» **INSTRUCTIONS FOR THE TASK**
Type out all the records word for word. Any pictures are to be left out.

——————————

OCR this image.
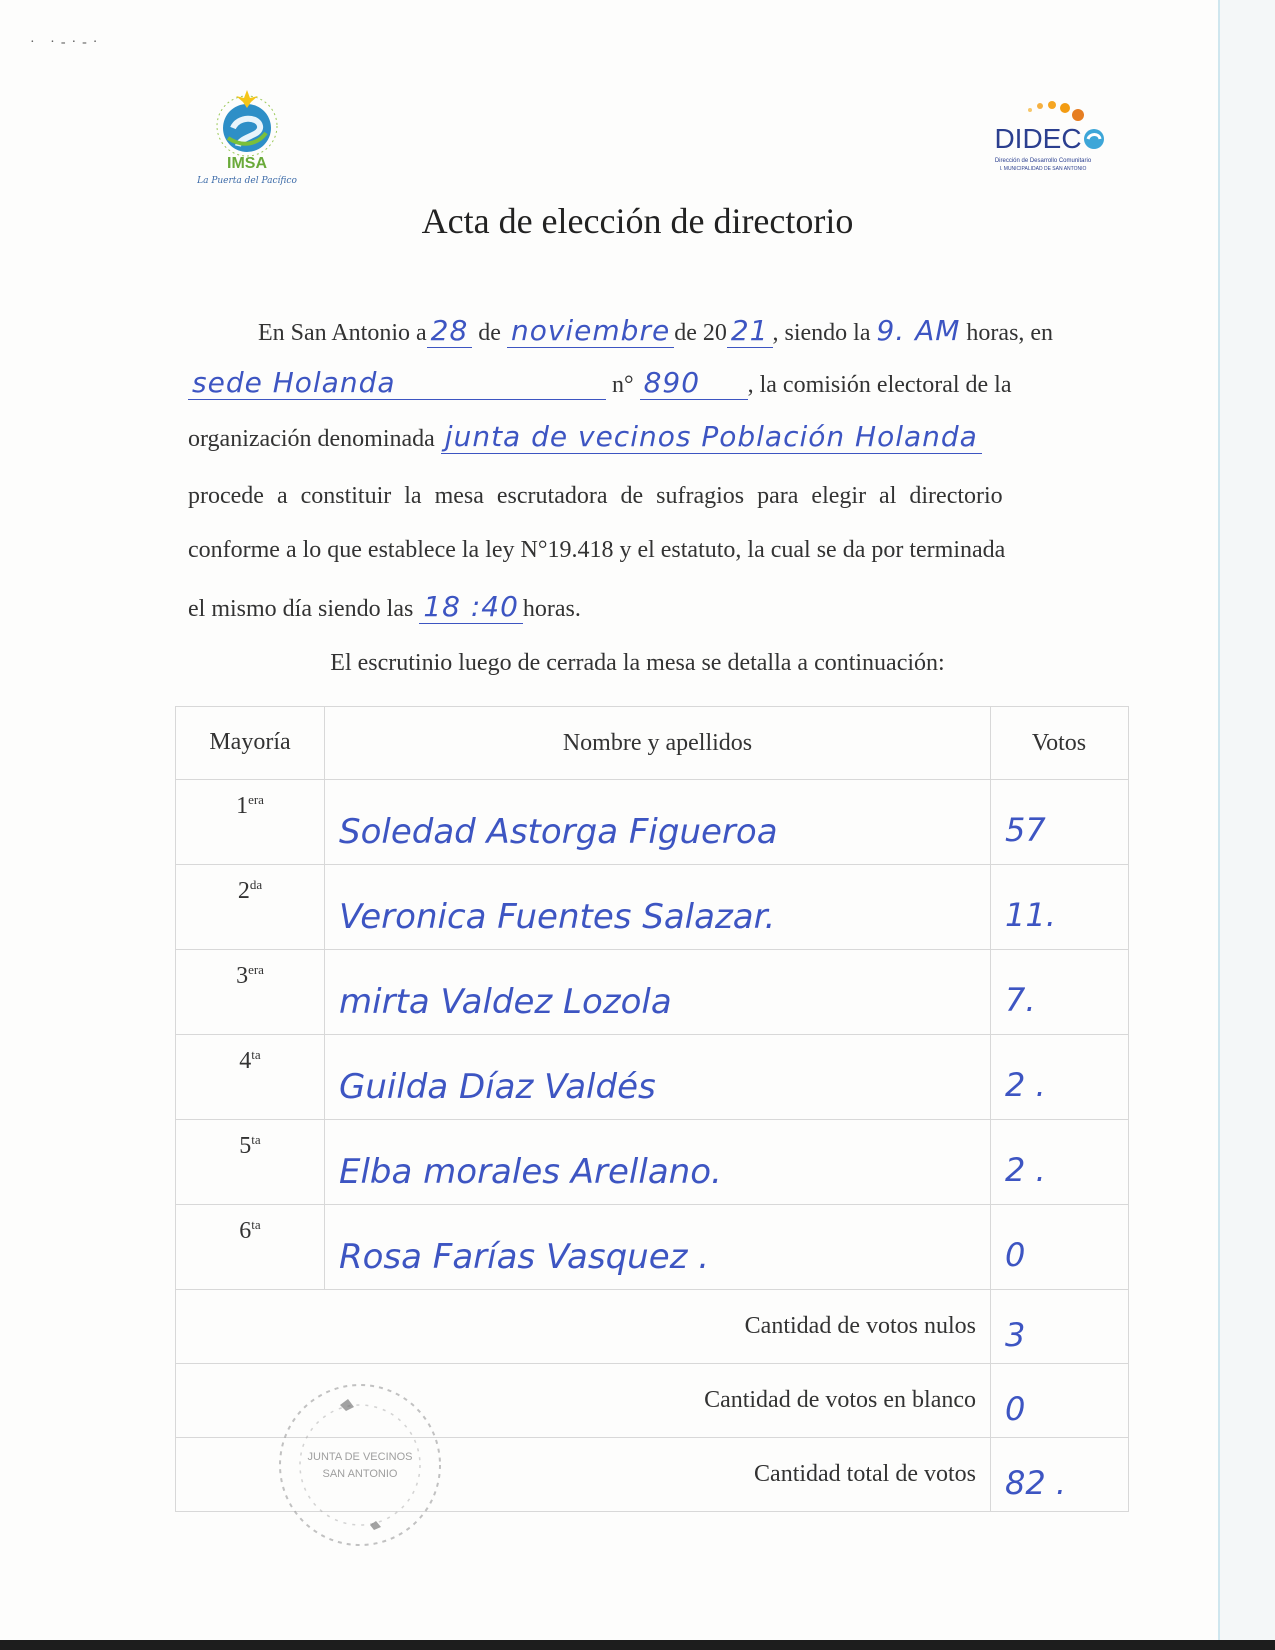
· ·-·-·
IMSA
La Puerta del Pacífico
DIDEC
Dirección de Desarrollo Comunitario
I. MUNICIPALIDAD DE SAN ANTONIO
Acta de elección de directorio
En San Antonio a 28 de noviembre de 20 21 , siendo la 9. AM horas, en
sede Holanda	n° 890 , la comisión electoral de la
organización denominada junta de vecinos Población Holanda
procede a constituir la mesa escrutadora de sufragios para elegir al directorio
conforme a lo que establece la ley N°19.418 y el estatuto, la cual se da por terminada
el mismo día siendo las 18 :40 horas.
El escrutinio luego de cerrada la mesa se detalla a continuación:
Mayoría	Nombre y apellidos	Votos
$1^{era}$	Soledad Astorga Figueroa	57
$2^{da}$	Veronica Fuentes Salazar.	11.
$3^{era}$	mirta Valdez Lozola	7.
$4^{ta}$	Guilda Díaz Valdés	2 .
$5^{ta}$	Elba morales Arellano.	2 .
$6^{ta}$	Rosa Farías Vasquez .	0
Cantidad de votos nulos		3
Cantidad de votos en blanco		0
Cantidad total de votos		82 .
JUNTA DE VECINOS
SAN ANTONIO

——————————

» **TASK ANSWER**
OCR this image.
· ·-·-·
IMSA
La Puerta del Pacífico
DIDEC
Dirección de Desarrollo Comunitario
I. MUNICIPALIDAD DE SAN ANTONIO
Acta de elección de directorio
En San Antonio a 28 de noviembre de 20 21 , siendo la 9. AM horas, en
sede Holanda	n° 890 , la comisión electoral de la
organización denominada junta de vecinos Población Holanda
procede a constituir la mesa escrutadora de sufragios para elegir al directorio
conforme a lo que establece la ley N°19.418 y el estatuto, la cual se da por terminada
el mismo día siendo las 18 :40 horas.
El escrutinio luego de cerrada la mesa se detalla a continuación:
Mayoría	Nombre y apellidos	Votos
$1^{era}$	Soledad Astorga Figueroa	57
$2^{da}$	Veronica Fuentes Salazar.	11.
$3^{era}$	mirta Valdez Lozola	7.
$4^{ta}$	Guilda Díaz Valdés	2 .
$5^{ta}$	Elba morales Arellano.	2 .
$6^{ta}$	Rosa Farías Vasquez .	0
Cantidad de votos nulos		3
Cantidad de votos en blanco		0
Cantidad total de votos		82 .
JUNTA DE VECINOS
SAN ANTONIO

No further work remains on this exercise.